== Dataset entries ==
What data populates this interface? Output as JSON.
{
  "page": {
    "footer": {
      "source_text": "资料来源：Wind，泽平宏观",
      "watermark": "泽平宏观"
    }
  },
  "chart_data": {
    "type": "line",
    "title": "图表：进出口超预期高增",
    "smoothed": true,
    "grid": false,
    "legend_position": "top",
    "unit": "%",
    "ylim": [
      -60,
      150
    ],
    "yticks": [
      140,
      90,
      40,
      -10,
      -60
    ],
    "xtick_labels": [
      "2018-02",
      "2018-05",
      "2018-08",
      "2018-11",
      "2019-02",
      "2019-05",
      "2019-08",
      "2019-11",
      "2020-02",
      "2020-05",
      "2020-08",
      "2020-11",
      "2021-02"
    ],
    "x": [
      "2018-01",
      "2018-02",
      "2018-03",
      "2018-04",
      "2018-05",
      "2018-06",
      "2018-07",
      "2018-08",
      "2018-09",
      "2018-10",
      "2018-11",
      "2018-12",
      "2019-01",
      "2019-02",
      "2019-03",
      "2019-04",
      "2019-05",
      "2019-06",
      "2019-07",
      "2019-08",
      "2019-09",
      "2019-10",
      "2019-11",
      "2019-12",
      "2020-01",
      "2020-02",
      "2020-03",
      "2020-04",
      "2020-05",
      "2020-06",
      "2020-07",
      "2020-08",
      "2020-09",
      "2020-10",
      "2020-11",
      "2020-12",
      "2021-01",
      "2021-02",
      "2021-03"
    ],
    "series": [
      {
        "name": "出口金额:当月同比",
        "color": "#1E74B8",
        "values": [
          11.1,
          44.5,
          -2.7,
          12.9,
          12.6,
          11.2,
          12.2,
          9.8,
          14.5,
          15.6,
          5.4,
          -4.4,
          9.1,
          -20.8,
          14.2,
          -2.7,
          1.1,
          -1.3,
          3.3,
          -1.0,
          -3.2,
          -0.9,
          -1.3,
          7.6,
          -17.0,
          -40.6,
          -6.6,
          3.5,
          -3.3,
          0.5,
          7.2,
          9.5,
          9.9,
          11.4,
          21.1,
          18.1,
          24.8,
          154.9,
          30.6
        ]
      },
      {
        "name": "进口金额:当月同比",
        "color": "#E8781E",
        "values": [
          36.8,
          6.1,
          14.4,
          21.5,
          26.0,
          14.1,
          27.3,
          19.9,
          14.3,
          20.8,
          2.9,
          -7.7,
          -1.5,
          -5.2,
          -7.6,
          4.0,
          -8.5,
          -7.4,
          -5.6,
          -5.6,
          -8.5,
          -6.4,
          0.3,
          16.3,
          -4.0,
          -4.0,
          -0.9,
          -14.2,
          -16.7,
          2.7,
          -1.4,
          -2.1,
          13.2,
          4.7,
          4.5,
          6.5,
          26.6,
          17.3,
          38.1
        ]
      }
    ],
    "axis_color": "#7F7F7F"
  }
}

== Problem requirements ==
Copy out each record, keeping every word as it is.

== Correct result ==
What data populates this interface? Output as JSON.
{
  "page": {
    "footer": {
      "source_text": "资料来源：Wind，泽平宏观",
      "watermark": "泽平宏观"
    }
  },
  "chart_data": {
    "type": "line",
    "title": "图表：进出口超预期高增",
    "smoothed": true,
    "grid": false,
    "legend_position": "top",
    "unit": "%",
    "ylim": [
      -60,
      150
    ],
    "yticks": [
      140,
      90,
      40,
      -10,
      -60
    ],
    "xtick_labels": [
      "2018-02",
      "2018-05",
      "2018-08",
      "2018-11",
      "2019-02",
      "2019-05",
      "2019-08",
      "2019-11",
      "2020-02",
      "2020-05",
      "2020-08",
      "2020-11",
      "2021-02"
    ],
    "x": [
      "2018-01",
      "2018-02",
      "2018-03",
      "2018-04",
      "2018-05",
      "2018-06",
      "2018-07",
      "2018-08",
      "2018-09",
      "2018-10",
      "2018-11",
      "2018-12",
      "2019-01",
      "2019-02",
      "2019-03",
      "2019-04",
      "2019-05",
      "2019-06",
      "2019-07",
      "2019-08",
      "2019-09",
      "2019-10",
      "2019-11",
      "2019-12",
      "2020-01",
      "2020-02",
      "2020-03",
      "2020-04",
      "2020-05",
      "2020-06",
      "2020-07",
      "2020-08",
      "2020-09",
      "2020-10",
      "2020-11",
      "2020-12",
      "2021-01",
      "2021-02",
      "2021-03"
    ],
    "series": [
      {
        "name": "出口金额:当月同比",
        "color": "#1E74B8",
        "values": [
          11.1,
          44.5,
          -2.7,
          12.9,
          12.6,
          11.2,
          12.2,
          9.8,
          14.5,
          15.6,
          5.4,
          -4.4,
          9.1,
          -20.8,
          14.2,
          -2.7,
          1.1,
          -1.3,
          3.3,
          -1.0,
          -3.2,
          -0.9,
          -1.3,
          7.6,
          -17.0,
          -40.6,
          -6.6,
          3.5,
          -3.3,
          0.5,
          7.2,
          9.5,
          9.9,
          11.4,
          21.1,
          18.1,
          24.8,
          154.9,
          30.6
        ]
      },
      {
        "name": "进口金额:当月同比",
        "color": "#E8781E",
        "values": [
          36.8,
          6.1,
          14.4,
          21.5,
          26.0,
          14.1,
          27.3,
          19.9,
          14.3,
          20.8,
          2.9,
          -7.7,
          -1.5,
          -5.2,
          -7.6,
          4.0,
          -8.5,
          -7.4,
          -5.6,
          -5.6,
          -8.5,
          -6.4,
          0.3,
          16.3,
          -4.0,
          -4.0,
          -0.9,
          -14.2,
          -16.7,
          2.7,
          -1.4,
          -2.1,
          13.2,
          4.7,
          4.5,
          6.5,
          26.6,
          17.3,
          38.1
        ]
      }
    ],
    "axis_color": "#7F7F7F"
  }
}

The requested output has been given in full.